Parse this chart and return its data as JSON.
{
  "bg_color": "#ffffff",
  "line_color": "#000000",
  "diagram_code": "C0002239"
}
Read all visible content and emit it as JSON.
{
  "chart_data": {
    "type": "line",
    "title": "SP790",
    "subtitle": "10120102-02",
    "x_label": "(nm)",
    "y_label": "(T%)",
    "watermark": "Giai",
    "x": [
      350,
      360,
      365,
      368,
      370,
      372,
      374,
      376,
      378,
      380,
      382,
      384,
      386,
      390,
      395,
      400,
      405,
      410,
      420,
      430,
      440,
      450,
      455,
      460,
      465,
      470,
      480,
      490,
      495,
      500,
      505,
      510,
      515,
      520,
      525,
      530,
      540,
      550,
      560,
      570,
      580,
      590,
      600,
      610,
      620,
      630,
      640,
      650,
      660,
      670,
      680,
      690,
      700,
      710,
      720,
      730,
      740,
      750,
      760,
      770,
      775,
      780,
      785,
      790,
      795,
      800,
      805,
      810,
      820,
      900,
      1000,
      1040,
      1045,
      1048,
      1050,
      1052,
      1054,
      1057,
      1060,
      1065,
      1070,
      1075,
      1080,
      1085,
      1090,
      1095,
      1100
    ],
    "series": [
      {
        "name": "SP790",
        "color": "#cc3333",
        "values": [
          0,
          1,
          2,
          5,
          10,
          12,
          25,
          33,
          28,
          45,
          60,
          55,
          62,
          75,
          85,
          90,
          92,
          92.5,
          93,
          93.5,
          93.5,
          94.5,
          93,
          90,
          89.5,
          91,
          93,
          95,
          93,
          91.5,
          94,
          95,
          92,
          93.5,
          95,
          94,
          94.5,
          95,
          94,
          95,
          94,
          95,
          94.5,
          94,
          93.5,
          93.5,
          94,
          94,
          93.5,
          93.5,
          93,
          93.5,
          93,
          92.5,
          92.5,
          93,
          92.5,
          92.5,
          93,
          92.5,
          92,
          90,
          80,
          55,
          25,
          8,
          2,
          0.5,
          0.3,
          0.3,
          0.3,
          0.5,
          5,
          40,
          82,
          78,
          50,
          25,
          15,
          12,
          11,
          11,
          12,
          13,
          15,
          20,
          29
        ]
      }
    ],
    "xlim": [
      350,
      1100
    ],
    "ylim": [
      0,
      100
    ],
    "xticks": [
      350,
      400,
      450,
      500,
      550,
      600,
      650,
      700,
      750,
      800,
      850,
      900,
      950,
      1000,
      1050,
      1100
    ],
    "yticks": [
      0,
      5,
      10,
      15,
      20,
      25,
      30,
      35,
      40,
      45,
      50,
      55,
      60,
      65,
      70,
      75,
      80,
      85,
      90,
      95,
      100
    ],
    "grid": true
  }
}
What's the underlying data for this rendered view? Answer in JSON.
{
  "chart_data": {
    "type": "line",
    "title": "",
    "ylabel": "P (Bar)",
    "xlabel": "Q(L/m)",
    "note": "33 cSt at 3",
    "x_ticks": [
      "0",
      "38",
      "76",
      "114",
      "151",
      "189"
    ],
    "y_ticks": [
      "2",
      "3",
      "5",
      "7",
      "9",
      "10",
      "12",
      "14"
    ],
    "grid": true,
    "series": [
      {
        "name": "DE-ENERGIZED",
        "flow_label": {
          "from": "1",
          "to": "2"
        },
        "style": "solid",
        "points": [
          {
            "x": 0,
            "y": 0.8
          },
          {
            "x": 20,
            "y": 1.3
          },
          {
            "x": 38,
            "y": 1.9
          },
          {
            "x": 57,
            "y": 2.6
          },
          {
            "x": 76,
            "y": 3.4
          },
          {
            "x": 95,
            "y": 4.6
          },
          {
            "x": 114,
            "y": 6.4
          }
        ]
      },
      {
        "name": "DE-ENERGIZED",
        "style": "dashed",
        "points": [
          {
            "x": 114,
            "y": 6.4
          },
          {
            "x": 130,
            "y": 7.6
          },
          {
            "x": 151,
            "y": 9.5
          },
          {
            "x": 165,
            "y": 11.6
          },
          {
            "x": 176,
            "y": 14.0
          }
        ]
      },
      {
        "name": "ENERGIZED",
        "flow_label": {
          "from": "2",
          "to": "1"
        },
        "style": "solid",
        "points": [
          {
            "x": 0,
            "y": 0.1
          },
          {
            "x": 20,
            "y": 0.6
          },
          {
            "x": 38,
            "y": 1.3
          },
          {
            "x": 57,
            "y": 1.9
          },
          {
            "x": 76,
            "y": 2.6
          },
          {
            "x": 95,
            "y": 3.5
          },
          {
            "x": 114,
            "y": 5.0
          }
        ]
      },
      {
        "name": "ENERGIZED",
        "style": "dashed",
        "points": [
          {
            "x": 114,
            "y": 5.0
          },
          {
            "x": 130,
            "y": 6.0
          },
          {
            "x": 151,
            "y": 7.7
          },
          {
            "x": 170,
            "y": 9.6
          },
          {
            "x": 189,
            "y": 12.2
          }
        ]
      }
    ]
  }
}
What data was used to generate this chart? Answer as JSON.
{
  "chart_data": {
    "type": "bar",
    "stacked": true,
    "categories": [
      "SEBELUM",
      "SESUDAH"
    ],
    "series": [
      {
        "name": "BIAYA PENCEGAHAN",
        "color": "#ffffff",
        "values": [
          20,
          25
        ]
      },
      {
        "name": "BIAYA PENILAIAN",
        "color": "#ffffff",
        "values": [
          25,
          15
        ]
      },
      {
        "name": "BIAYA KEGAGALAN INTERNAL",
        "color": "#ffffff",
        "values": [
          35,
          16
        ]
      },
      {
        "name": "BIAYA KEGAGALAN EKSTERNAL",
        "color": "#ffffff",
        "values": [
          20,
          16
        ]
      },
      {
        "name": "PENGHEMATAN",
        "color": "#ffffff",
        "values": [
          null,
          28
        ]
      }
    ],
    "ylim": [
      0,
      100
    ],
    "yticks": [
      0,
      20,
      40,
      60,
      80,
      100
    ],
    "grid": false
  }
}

- - - - -

• _WHAT IS EXPECTED_
Transcribe every entry exactly.

• _FINISHED ANSWER_
Parse this chart and return its data as JSON.
{
  "bg_color": "#ffffff",
  "line_color": "#000000",
  "diagram_code": "C0002239"
}
Read all visible content and emit it as JSON.
{
  "chart_data": {
    "type": "line",
    "title": "SP790",
    "subtitle": "10120102-02",
    "x_label": "(nm)",
    "y_label": "(T%)",
    "watermark": "Giai",
    "x": [
      350,
      360,
      365,
      368,
      370,
      372,
      374,
      376,
      378,
      380,
      382,
      384,
      386,
      390,
      395,
      400,
      405,
      410,
      420,
      430,
      440,
      450,
      455,
      460,
      465,
      470,
      480,
      490,
      495,
      500,
      505,
      510,
      515,
      520,
      525,
      530,
      540,
      550,
      560,
      570,
      580,
      590,
      600,
      610,
      620,
      630,
      640,
      650,
      660,
      670,
      680,
      690,
      700,
      710,
      720,
      730,
      740,
      750,
      760,
      770,
      775,
      780,
      785,
      790,
      795,
      800,
      805,
      810,
      820,
      900,
      1000,
      1040,
      1045,
      1048,
      1050,
      1052,
      1054,
      1057,
      1060,
      1065,
      1070,
      1075,
      1080,
      1085,
      1090,
      1095,
      1100
    ],
    "series": [
      {
        "name": "SP790",
        "color": "#cc3333",
        "values": [
          0,
          1,
          2,
          5,
          10,
          12,
          25,
          33,
          28,
          45,
          60,
          55,
          62,
          75,
          85,
          90,
          92,
          92.5,
          93,
          93.5,
          93.5,
          94.5,
          93,
          90,
          89.5,
          91,
          93,
          95,
          93,
          91.5,
          94,
          95,
          92,
          93.5,
          95,
          94,
          94.5,
          95,
          94,
          95,
          94,
          95,
          94.5,
          94,
          93.5,
          93.5,
          94,
          94,
          93.5,
          93.5,
          93,
          93.5,
          93,
          92.5,
          92.5,
          93,
          92.5,
          92.5,
          93,
          92.5,
          92,
          90,
          80,
          55,
          25,
          8,
          2,
          0.5,
          0.3,
          0.3,
          0.3,
          0.5,
          5,
          40,
          82,
          78,
          50,
          25,
          15,
          12,
          11,
          11,
          12,
          13,
          15,
          20,
          29
        ]
      }
    ],
    "xlim": [
      350,
      1100
    ],
    "ylim": [
      0,
      100
    ],
    "xticks": [
      350,
      400,
      450,
      500,
      550,
      600,
      650,
      700,
      750,
      800,
      850,
      900,
      950,
      1000,
      1050,
      1100
    ],
    "yticks": [
      0,
      5,
      10,
      15,
      20,
      25,
      30,
      35,
      40,
      45,
      50,
      55,
      60,
      65,
      70,
      75,
      80,
      85,
      90,
      95,
      100
    ],
    "grid": true
  }
}
What's the underlying data for this rendered view? Answer in JSON.
{
  "chart_data": {
    "type": "line",
    "title": "",
    "ylabel": "P (Bar)",
    "xlabel": "Q(L/m)",
    "note": "33 cSt at 3",
    "x_ticks": [
      "0",
      "38",
      "76",
      "114",
      "151",
      "189"
    ],
    "y_ticks": [
      "2",
      "3",
      "5",
      "7",
      "9",
      "10",
      "12",
      "14"
    ],
    "grid": true,
    "series": [
      {
        "name": "DE-ENERGIZED",
        "flow_label": {
          "from": "1",
          "to": "2"
        },
        "style": "solid",
        "points": [
          {
            "x": 0,
            "y": 0.8
          },
          {
            "x": 20,
            "y": 1.3
          },
          {
            "x": 38,
            "y": 1.9
          },
          {
            "x": 57,
            "y": 2.6
          },
          {
            "x": 76,
            "y": 3.4
          },
          {
            "x": 95,
            "y": 4.6
          },
          {
            "x": 114,
            "y": 6.4
          }
        ]
      },
      {
        "name": "DE-ENERGIZED",
        "style": "dashed",
        "points": [
          {
            "x": 114,
            "y": 6.4
          },
          {
            "x": 130,
            "y": 7.6
          },
          {
            "x": 151,
            "y": 9.5
          },
          {
            "x": 165,
            "y": 11.6
          },
          {
            "x": 176,
            "y": 14.0
          }
        ]
      },
      {
        "name": "ENERGIZED",
        "flow_label": {
          "from": "2",
          "to": "1"
        },
        "style": "solid",
        "points": [
          {
            "x": 0,
            "y": 0.1
          },
          {
            "x": 20,
            "y": 0.6
          },
          {
            "x": 38,
            "y": 1.3
          },
          {
            "x": 57,
            "y": 1.9
          },
          {
            "x": 76,
            "y": 2.6
          },
          {
            "x": 95,
            "y": 3.5
          },
          {
            "x": 114,
            "y": 5.0
          }
        ]
      },
      {
        "name": "ENERGIZED",
        "style": "dashed",
        "points": [
          {
            "x": 114,
            "y": 5.0
          },
          {
            "x": 130,
            "y": 6.0
          },
          {
            "x": 151,
            "y": 7.7
          },
          {
            "x": 170,
            "y": 9.6
          },
          {
            "x": 189,
            "y": 12.2
          }
        ]
      }
    ]
  }
}
What data was used to generate this chart? Answer as JSON.
{
  "chart_data": {
    "type": "bar",
    "stacked": true,
    "categories": [
      "SEBELUM",
      "SESUDAH"
    ],
    "series": [
      {
        "name": "BIAYA PENCEGAHAN",
        "color": "#ffffff",
        "values": [
          20,
          25
        ]
      },
      {
        "name": "BIAYA PENILAIAN",
        "color": "#ffffff",
        "values": [
          25,
          15
        ]
      },
      {
        "name": "BIAYA KEGAGALAN INTERNAL",
        "color": "#ffffff",
        "values": [
          35,
          16
        ]
      },
      {
        "name": "BIAYA KEGAGALAN EKSTERNAL",
        "color": "#ffffff",
        "values": [
          20,
          16
        ]
      },
      {
        "name": "PENGHEMATAN",
        "color": "#ffffff",
        "values": [
          null,
          28
        ]
      }
    ],
    "ylim": [
      0,
      100
    ],
    "yticks": [
      0,
      20,
      40,
      60,
      80,
      100
    ],
    "grid": false
  }
}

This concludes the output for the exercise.